* start Records *

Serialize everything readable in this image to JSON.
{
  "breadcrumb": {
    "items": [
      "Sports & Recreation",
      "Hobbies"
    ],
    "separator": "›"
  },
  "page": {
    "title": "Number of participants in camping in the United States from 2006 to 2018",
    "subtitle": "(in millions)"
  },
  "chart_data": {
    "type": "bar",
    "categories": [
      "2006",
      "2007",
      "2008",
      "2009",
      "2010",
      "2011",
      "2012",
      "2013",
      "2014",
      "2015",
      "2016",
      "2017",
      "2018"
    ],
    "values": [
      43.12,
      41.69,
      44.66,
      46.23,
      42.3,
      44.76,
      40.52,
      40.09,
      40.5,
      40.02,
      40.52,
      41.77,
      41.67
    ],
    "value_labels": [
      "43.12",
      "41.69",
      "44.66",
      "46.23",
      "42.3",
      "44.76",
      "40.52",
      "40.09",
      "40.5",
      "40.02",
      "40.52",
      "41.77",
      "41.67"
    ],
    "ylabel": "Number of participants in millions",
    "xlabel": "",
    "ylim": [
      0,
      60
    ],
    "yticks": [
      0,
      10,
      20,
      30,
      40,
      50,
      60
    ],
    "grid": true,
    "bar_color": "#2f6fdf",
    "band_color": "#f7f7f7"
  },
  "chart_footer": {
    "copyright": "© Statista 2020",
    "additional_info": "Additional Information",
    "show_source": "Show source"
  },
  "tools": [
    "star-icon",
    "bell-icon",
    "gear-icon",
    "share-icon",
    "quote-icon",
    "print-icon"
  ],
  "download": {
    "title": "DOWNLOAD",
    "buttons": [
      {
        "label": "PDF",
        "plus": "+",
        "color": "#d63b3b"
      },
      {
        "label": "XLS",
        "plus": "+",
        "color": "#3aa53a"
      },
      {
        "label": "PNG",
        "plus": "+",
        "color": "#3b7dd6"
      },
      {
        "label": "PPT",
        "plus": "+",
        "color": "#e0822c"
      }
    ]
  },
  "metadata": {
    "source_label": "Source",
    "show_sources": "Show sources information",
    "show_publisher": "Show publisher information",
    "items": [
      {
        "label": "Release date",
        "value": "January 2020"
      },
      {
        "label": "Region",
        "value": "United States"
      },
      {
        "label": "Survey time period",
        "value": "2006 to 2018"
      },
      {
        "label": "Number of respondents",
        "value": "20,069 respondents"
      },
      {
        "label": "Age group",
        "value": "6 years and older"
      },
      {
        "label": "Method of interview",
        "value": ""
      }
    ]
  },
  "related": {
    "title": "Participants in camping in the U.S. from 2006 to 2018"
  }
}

* end Records *

Please output every record, keeping each line exact.

Serialize everything readable in this image to JSON.
{
  "breadcrumb": {
    "items": [
      "Sports & Recreation",
      "Hobbies"
    ],
    "separator": "›"
  },
  "page": {
    "title": "Number of participants in camping in the United States from 2006 to 2018",
    "subtitle": "(in millions)"
  },
  "chart_data": {
    "type": "bar",
    "categories": [
      "2006",
      "2007",
      "2008",
      "2009",
      "2010",
      "2011",
      "2012",
      "2013",
      "2014",
      "2015",
      "2016",
      "2017",
      "2018"
    ],
    "values": [
      43.12,
      41.69,
      44.66,
      46.23,
      42.3,
      44.76,
      40.52,
      40.09,
      40.5,
      40.02,
      40.52,
      41.77,
      41.67
    ],
    "value_labels": [
      "43.12",
      "41.69",
      "44.66",
      "46.23",
      "42.3",
      "44.76",
      "40.52",
      "40.09",
      "40.5",
      "40.02",
      "40.52",
      "41.77",
      "41.67"
    ],
    "ylabel": "Number of participants in millions",
    "xlabel": "",
    "ylim": [
      0,
      60
    ],
    "yticks": [
      0,
      10,
      20,
      30,
      40,
      50,
      60
    ],
    "grid": true,
    "bar_color": "#2f6fdf",
    "band_color": "#f7f7f7"
  },
  "chart_footer": {
    "copyright": "© Statista 2020",
    "additional_info": "Additional Information",
    "show_source": "Show source"
  },
  "tools": [
    "star-icon",
    "bell-icon",
    "gear-icon",
    "share-icon",
    "quote-icon",
    "print-icon"
  ],
  "download": {
    "title": "DOWNLOAD",
    "buttons": [
      {
        "label": "PDF",
        "plus": "+",
        "color": "#d63b3b"
      },
      {
        "label": "XLS",
        "plus": "+",
        "color": "#3aa53a"
      },
      {
        "label": "PNG",
        "plus": "+",
        "color": "#3b7dd6"
      },
      {
        "label": "PPT",
        "plus": "+",
        "color": "#e0822c"
      }
    ]
  },
  "metadata": {
    "source_label": "Source",
    "show_sources": "Show sources information",
    "show_publisher": "Show publisher information",
    "items": [
      {
        "label": "Release date",
        "value": "January 2020"
      },
      {
        "label": "Region",
        "value": "United States"
      },
      {
        "label": "Survey time period",
        "value": "2006 to 2018"
      },
      {
        "label": "Number of respondents",
        "value": "20,069 respondents"
      },
      {
        "label": "Age group",
        "value": "6 years and older"
      },
      {
        "label": "Method of interview",
        "value": ""
      }
    ]
  },
  "related": {
    "title": "Participants in camping in the U.S. from 2006 to 2018"
  }
}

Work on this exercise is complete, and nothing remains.